**WHAT YOU HAVE TO DO:** Each entry must be reproduced precisely as it stands.

**EXERCISE DATA:**
________
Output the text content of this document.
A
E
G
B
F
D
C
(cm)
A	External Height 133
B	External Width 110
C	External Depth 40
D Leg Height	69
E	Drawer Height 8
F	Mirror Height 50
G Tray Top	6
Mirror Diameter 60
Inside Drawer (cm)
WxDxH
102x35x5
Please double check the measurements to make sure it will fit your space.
________
**FULL ANSWER:**
Output the text content of this document.
A
E
G
B
F
D
C
(cm)
A	External Height 133
B	External Width 110
C	External Depth 40
D Leg Height	69
E	Drawer Height 8
F	Mirror Height 50
G Tray Top	6
Mirror Diameter 60
Inside Drawer (cm)
WxDxH
102x35x5
Please double check the measurements to make sure it will fit your space.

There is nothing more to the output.